- Request -
Restate the entries below word for word, omitting nothing.

# # # #

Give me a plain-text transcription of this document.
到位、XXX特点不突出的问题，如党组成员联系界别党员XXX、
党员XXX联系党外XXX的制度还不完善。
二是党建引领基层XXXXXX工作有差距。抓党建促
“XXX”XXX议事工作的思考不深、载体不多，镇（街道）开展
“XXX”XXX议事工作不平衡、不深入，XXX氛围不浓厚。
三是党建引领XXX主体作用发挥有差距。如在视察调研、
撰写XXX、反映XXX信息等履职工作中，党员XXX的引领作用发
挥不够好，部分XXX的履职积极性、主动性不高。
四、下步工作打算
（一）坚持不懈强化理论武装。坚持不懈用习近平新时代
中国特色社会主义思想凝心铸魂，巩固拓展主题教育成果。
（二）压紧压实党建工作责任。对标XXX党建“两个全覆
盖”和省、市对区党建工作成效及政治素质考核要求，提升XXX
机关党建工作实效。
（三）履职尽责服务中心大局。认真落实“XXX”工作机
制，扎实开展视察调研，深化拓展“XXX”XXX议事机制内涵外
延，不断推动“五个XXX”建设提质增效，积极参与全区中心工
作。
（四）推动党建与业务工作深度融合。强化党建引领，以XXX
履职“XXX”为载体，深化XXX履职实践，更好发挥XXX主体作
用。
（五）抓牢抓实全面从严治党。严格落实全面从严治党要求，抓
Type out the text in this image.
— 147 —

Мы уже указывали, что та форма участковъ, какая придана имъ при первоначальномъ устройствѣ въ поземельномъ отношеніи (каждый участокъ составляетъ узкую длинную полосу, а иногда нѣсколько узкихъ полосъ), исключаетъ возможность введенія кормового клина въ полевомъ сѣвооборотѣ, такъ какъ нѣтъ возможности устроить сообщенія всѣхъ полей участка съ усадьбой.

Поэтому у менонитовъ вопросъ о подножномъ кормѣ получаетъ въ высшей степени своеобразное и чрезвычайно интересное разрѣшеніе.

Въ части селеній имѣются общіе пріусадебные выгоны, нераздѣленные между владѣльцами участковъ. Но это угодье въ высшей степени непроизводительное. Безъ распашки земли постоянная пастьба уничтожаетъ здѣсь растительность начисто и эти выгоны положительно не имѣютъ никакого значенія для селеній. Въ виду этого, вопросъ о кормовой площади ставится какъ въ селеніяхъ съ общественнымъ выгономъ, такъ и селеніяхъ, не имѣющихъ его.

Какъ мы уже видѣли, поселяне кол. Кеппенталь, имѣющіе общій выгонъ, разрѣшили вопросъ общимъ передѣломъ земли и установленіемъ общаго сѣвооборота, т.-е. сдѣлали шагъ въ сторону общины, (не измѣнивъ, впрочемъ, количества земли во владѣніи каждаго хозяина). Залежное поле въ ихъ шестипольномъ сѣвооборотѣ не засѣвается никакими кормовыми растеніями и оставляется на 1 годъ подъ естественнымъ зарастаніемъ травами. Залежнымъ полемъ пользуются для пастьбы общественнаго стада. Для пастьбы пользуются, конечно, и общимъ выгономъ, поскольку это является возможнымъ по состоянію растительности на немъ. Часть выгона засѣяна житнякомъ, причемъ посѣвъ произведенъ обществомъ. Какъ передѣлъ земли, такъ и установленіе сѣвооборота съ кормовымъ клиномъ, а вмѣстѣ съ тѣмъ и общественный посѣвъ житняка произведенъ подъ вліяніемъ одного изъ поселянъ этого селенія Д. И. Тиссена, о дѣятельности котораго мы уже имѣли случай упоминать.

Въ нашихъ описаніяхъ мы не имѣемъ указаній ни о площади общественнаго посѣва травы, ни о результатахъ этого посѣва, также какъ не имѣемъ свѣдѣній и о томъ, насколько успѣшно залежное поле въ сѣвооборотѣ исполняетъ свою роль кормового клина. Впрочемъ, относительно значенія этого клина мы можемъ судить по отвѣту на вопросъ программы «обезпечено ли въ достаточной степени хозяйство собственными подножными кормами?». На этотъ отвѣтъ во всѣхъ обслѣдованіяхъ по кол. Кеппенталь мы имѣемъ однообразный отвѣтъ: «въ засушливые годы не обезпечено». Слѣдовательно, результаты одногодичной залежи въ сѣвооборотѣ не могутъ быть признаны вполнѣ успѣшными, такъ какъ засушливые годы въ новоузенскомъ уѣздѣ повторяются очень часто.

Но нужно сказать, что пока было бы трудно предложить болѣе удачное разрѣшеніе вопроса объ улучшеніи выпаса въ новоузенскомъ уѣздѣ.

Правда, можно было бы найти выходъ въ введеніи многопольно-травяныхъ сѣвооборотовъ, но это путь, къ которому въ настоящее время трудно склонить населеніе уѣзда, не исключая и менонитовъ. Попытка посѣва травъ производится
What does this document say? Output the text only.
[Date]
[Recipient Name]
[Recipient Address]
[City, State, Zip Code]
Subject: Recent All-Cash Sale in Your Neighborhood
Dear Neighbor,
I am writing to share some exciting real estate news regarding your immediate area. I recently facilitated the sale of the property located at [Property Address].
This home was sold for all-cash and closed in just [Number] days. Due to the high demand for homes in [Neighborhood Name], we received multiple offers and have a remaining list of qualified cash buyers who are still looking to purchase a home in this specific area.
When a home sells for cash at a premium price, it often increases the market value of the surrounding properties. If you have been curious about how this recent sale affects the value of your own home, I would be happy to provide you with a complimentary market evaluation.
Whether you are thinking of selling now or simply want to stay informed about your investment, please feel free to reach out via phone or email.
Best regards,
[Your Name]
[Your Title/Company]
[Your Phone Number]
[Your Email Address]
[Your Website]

# # # #

- Answer -
Give me a plain-text transcription of this document.
到位、XXX特点不突出的问题，如党组成员联系界别党员XXX、
党员XXX联系党外XXX的制度还不完善。
二是党建引领基层XXXXXX工作有差距。抓党建促
“XXX”XXX议事工作的思考不深、载体不多，镇（街道）开展
“XXX”XXX议事工作不平衡、不深入，XXX氛围不浓厚。
三是党建引领XXX主体作用发挥有差距。如在视察调研、
撰写XXX、反映XXX信息等履职工作中，党员XXX的引领作用发
挥不够好，部分XXX的履职积极性、主动性不高。
四、下步工作打算
（一）坚持不懈强化理论武装。坚持不懈用习近平新时代
中国特色社会主义思想凝心铸魂，巩固拓展主题教育成果。
（二）压紧压实党建工作责任。对标XXX党建“两个全覆
盖”和省、市对区党建工作成效及政治素质考核要求，提升XXX
机关党建工作实效。
（三）履职尽责服务中心大局。认真落实“XXX”工作机
制，扎实开展视察调研，深化拓展“XXX”XXX议事机制内涵外
延，不断推动“五个XXX”建设提质增效，积极参与全区中心工
作。
（四）推动党建与业务工作深度融合。强化党建引领，以XXX
履职“XXX”为载体，深化XXX履职实践，更好发挥XXX主体作
用。
（五）抓牢抓实全面从严治党。严格落实全面从严治党要求，抓
Type out the text in this image.
— 147 —

Мы уже указывали, что та форма участковъ, какая придана имъ при первоначальномъ устройствѣ въ поземельномъ отношеніи (каждый участокъ составляетъ узкую длинную полосу, а иногда нѣсколько узкихъ полосъ), исключаетъ возможность введенія кормового клина въ полевомъ сѣвооборотѣ, такъ какъ нѣтъ возможности устроить сообщенія всѣхъ полей участка съ усадьбой.

Поэтому у менонитовъ вопросъ о подножномъ кормѣ получаетъ въ высшей степени своеобразное и чрезвычайно интересное разрѣшеніе.

Въ части селеній имѣются общіе пріусадебные выгоны, нераздѣленные между владѣльцами участковъ. Но это угодье въ высшей степени непроизводительное. Безъ распашки земли постоянная пастьба уничтожаетъ здѣсь растительность начисто и эти выгоны положительно не имѣютъ никакого значенія для селеній. Въ виду этого, вопросъ о кормовой площади ставится какъ въ селеніяхъ съ общественнымъ выгономъ, такъ и селеніяхъ, не имѣющихъ его.

Какъ мы уже видѣли, поселяне кол. Кеппенталь, имѣющіе общій выгонъ, разрѣшили вопросъ общимъ передѣломъ земли и установленіемъ общаго сѣвооборота, т.-е. сдѣлали шагъ въ сторону общины, (не измѣнивъ, впрочемъ, количества земли во владѣніи каждаго хозяина). Залежное поле въ ихъ шестипольномъ сѣвооборотѣ не засѣвается никакими кормовыми растеніями и оставляется на 1 годъ подъ естественнымъ зарастаніемъ травами. Залежнымъ полемъ пользуются для пастьбы общественнаго стада. Для пастьбы пользуются, конечно, и общимъ выгономъ, поскольку это является возможнымъ по состоянію растительности на немъ. Часть выгона засѣяна житнякомъ, причемъ посѣвъ произведенъ обществомъ. Какъ передѣлъ земли, такъ и установленіе сѣвооборота съ кормовымъ клиномъ, а вмѣстѣ съ тѣмъ и общественный посѣвъ житняка произведенъ подъ вліяніемъ одного изъ поселянъ этого селенія Д. И. Тиссена, о дѣятельности котораго мы уже имѣли случай упоминать.

Въ нашихъ описаніяхъ мы не имѣемъ указаній ни о площади общественнаго посѣва травы, ни о результатахъ этого посѣва, также какъ не имѣемъ свѣдѣній и о томъ, насколько успѣшно залежное поле въ сѣвооборотѣ исполняетъ свою роль кормового клина. Впрочемъ, относительно значенія этого клина мы можемъ судить по отвѣту на вопросъ программы «обезпечено ли въ достаточной степени хозяйство собственными подножными кормами?». На этотъ отвѣтъ во всѣхъ обслѣдованіяхъ по кол. Кеппенталь мы имѣемъ однообразный отвѣтъ: «въ засушливые годы не обезпечено». Слѣдовательно, результаты одногодичной залежи въ сѣвооборотѣ не могутъ быть признаны вполнѣ успѣшными, такъ какъ засушливые годы въ новоузенскомъ уѣздѣ повторяются очень часто.

Но нужно сказать, что пока было бы трудно предложить болѣе удачное разрѣшеніе вопроса объ улучшеніи выпаса въ новоузенскомъ уѣздѣ.

Правда, можно было бы найти выходъ въ введеніи многопольно-травяныхъ сѣвооборотовъ, но это путь, къ которому въ настоящее время трудно склонить населеніе уѣзда, не исключая и менонитовъ. Попытка посѣва травъ производится
What does this document say? Output the text only.
[Date]
[Recipient Name]
[Recipient Address]
[City, State, Zip Code]
Subject: Recent All-Cash Sale in Your Neighborhood
Dear Neighbor,
I am writing to share some exciting real estate news regarding your immediate area. I recently facilitated the sale of the property located at [Property Address].
This home was sold for all-cash and closed in just [Number] days. Due to the high demand for homes in [Neighborhood Name], we received multiple offers and have a remaining list of qualified cash buyers who are still looking to purchase a home in this specific area.
When a home sells for cash at a premium price, it often increases the market value of the surrounding properties. If you have been curious about how this recent sale affects the value of your own home, I would be happy to provide you with a complimentary market evaluation.
Whether you are thinking of selling now or simply want to stay informed about your investment, please feel free to reach out via phone or email.
Best regards,
[Your Name]
[Your Title/Company]
[Your Phone Number]
[Your Email Address]
[Your Website]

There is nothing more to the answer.